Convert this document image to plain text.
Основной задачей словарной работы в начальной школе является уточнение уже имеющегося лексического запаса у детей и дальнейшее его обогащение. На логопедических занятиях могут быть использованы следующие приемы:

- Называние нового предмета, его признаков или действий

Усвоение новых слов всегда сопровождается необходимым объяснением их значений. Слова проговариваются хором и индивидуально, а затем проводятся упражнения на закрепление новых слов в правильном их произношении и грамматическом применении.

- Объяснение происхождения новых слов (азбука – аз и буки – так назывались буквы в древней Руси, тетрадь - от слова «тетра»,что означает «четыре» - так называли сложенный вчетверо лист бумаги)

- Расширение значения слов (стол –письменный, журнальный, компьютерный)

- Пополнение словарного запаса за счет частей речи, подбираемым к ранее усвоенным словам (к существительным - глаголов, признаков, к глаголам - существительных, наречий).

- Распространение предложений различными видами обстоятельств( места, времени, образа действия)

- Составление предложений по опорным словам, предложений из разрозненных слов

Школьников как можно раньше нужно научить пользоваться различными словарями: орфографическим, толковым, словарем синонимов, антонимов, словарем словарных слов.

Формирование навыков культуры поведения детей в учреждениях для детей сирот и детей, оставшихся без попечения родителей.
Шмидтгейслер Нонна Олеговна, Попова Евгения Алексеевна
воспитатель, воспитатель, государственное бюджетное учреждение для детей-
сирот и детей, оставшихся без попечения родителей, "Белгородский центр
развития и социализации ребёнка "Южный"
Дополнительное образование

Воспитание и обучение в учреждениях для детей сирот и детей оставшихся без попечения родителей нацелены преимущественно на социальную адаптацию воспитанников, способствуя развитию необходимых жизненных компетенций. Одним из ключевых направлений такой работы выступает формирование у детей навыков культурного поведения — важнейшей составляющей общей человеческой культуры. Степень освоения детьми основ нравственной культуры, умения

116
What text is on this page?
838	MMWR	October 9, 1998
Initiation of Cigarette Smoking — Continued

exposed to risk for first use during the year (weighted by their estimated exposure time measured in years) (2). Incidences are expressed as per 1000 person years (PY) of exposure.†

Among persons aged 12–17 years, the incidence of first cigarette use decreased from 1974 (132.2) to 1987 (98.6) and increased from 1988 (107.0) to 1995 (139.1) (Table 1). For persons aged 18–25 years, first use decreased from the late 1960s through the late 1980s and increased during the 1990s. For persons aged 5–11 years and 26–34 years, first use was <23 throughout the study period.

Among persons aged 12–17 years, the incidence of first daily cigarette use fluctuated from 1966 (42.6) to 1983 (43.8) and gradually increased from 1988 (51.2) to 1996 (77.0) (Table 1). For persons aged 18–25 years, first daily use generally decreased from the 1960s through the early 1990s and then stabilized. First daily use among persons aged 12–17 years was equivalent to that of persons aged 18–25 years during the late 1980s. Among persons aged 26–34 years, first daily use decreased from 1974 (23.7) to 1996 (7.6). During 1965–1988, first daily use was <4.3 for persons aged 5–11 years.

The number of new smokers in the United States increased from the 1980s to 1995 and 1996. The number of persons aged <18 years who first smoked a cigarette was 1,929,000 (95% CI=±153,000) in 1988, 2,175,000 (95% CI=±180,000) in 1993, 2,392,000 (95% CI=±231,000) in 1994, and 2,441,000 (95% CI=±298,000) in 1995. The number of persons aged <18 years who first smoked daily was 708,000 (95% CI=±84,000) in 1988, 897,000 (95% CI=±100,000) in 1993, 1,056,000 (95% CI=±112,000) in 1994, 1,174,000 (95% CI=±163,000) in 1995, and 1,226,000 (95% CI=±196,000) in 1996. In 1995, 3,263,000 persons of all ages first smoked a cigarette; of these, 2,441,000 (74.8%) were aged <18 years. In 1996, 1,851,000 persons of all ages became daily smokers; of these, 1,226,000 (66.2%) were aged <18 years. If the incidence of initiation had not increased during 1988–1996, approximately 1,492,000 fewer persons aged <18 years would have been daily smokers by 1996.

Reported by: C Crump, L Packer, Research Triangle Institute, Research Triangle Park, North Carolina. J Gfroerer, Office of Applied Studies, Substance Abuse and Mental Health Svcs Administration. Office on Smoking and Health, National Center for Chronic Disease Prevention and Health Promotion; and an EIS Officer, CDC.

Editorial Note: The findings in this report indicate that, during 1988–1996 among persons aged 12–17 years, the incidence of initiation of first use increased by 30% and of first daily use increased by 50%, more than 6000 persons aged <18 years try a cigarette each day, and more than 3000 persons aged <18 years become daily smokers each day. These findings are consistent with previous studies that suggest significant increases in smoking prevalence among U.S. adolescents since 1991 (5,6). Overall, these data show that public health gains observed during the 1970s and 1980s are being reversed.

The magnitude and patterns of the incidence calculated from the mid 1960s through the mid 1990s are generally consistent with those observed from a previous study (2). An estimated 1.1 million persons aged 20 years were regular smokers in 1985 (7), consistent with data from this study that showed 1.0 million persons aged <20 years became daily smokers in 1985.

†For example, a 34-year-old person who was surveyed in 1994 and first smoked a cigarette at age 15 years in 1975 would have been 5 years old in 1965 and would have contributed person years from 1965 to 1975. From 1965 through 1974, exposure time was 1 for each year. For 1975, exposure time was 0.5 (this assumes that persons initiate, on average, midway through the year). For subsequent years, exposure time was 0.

┄┄┄┄┄┄

Your task: Lines containing the string "запаса" are to be selected and copied.

Finished answer:
Основной задачей словарной работы в начальной школе является уточнение уже имеющегося лексического запаса у детей и дальнейшее его обогащение. На логопедических занятиях могут быть использованы следующие приемы:
- Пополнение словарного запаса за счет частей речи, подбираемым к ранее усвоенным словам (к существительным - глаголов, признаков, к глаголам - существительных, наречий).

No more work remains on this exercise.